• Problem requirements:
Print all the data, keeping every line exactly as it is.

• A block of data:
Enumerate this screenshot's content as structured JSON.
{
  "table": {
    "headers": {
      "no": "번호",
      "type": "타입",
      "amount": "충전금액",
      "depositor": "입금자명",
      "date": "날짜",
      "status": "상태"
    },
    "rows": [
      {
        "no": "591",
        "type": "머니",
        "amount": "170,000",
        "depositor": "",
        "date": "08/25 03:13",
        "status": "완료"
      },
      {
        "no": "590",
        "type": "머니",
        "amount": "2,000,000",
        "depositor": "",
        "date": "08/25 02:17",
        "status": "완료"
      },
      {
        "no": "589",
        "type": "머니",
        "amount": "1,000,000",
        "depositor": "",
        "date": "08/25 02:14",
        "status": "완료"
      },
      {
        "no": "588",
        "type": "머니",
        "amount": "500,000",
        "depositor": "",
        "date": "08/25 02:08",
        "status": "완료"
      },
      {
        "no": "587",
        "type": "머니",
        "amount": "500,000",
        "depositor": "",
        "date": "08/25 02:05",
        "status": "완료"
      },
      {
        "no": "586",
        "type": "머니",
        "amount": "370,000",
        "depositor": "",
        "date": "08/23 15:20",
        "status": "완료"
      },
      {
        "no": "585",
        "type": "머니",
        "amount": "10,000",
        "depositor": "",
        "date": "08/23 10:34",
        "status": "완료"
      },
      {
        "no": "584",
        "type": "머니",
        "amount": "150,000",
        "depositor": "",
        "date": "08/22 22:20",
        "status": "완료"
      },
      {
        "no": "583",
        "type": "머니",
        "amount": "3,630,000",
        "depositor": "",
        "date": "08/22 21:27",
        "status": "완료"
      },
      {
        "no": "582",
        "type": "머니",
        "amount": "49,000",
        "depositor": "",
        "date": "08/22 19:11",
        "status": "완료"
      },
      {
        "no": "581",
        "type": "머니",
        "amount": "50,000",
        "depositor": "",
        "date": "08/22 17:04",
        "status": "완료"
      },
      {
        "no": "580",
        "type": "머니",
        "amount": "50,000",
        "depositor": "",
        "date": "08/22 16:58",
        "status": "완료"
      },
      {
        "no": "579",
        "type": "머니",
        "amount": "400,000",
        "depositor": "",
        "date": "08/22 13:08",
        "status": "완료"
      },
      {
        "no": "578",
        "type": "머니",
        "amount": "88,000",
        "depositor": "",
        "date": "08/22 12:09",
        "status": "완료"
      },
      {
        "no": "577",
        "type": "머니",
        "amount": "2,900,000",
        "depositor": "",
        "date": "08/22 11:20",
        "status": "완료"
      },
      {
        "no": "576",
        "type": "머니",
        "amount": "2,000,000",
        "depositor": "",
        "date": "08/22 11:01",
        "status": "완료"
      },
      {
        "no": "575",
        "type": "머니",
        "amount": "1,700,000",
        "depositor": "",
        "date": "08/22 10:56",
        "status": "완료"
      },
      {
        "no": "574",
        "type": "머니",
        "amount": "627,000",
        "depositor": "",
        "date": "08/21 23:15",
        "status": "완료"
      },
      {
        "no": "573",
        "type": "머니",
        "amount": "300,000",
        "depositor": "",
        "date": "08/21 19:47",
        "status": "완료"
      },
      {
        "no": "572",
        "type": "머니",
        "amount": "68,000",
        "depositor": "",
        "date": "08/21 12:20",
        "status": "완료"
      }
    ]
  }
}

• Result of the exercise:
Enumerate this screenshot's content as structured JSON.
{
  "table": {
    "headers": {
      "no": "번호",
      "type": "타입",
      "amount": "충전금액",
      "depositor": "입금자명",
      "date": "날짜",
      "status": "상태"
    },
    "rows": [
      {
        "no": "591",
        "type": "머니",
        "amount": "170,000",
        "depositor": "",
        "date": "08/25 03:13",
        "status": "완료"
      },
      {
        "no": "590",
        "type": "머니",
        "amount": "2,000,000",
        "depositor": "",
        "date": "08/25 02:17",
        "status": "완료"
      },
      {
        "no": "589",
        "type": "머니",
        "amount": "1,000,000",
        "depositor": "",
        "date": "08/25 02:14",
        "status": "완료"
      },
      {
        "no": "588",
        "type": "머니",
        "amount": "500,000",
        "depositor": "",
        "date": "08/25 02:08",
        "status": "완료"
      },
      {
        "no": "587",
        "type": "머니",
        "amount": "500,000",
        "depositor": "",
        "date": "08/25 02:05",
        "status": "완료"
      },
      {
        "no": "586",
        "type": "머니",
        "amount": "370,000",
        "depositor": "",
        "date": "08/23 15:20",
        "status": "완료"
      },
      {
        "no": "585",
        "type": "머니",
        "amount": "10,000",
        "depositor": "",
        "date": "08/23 10:34",
        "status": "완료"
      },
      {
        "no": "584",
        "type": "머니",
        "amount": "150,000",
        "depositor": "",
        "date": "08/22 22:20",
        "status": "완료"
      },
      {
        "no": "583",
        "type": "머니",
        "amount": "3,630,000",
        "depositor": "",
        "date": "08/22 21:27",
        "status": "완료"
      },
      {
        "no": "582",
        "type": "머니",
        "amount": "49,000",
        "depositor": "",
        "date": "08/22 19:11",
        "status": "완료"
      },
      {
        "no": "581",
        "type": "머니",
        "amount": "50,000",
        "depositor": "",
        "date": "08/22 17:04",
        "status": "완료"
      },
      {
        "no": "580",
        "type": "머니",
        "amount": "50,000",
        "depositor": "",
        "date": "08/22 16:58",
        "status": "완료"
      },
      {
        "no": "579",
        "type": "머니",
        "amount": "400,000",
        "depositor": "",
        "date": "08/22 13:08",
        "status": "완료"
      },
      {
        "no": "578",
        "type": "머니",
        "amount": "88,000",
        "depositor": "",
        "date": "08/22 12:09",
        "status": "완료"
      },
      {
        "no": "577",
        "type": "머니",
        "amount": "2,900,000",
        "depositor": "",
        "date": "08/22 11:20",
        "status": "완료"
      },
      {
        "no": "576",
        "type": "머니",
        "amount": "2,000,000",
        "depositor": "",
        "date": "08/22 11:01",
        "status": "완료"
      },
      {
        "no": "575",
        "type": "머니",
        "amount": "1,700,000",
        "depositor": "",
        "date": "08/22 10:56",
        "status": "완료"
      },
      {
        "no": "574",
        "type": "머니",
        "amount": "627,000",
        "depositor": "",
        "date": "08/21 23:15",
        "status": "완료"
      },
      {
        "no": "573",
        "type": "머니",
        "amount": "300,000",
        "depositor": "",
        "date": "08/21 19:47",
        "status": "완료"
      },
      {
        "no": "572",
        "type": "머니",
        "amount": "68,000",
        "depositor": "",
        "date": "08/21 12:20",
        "status": "완료"
      }
    ]
  }
}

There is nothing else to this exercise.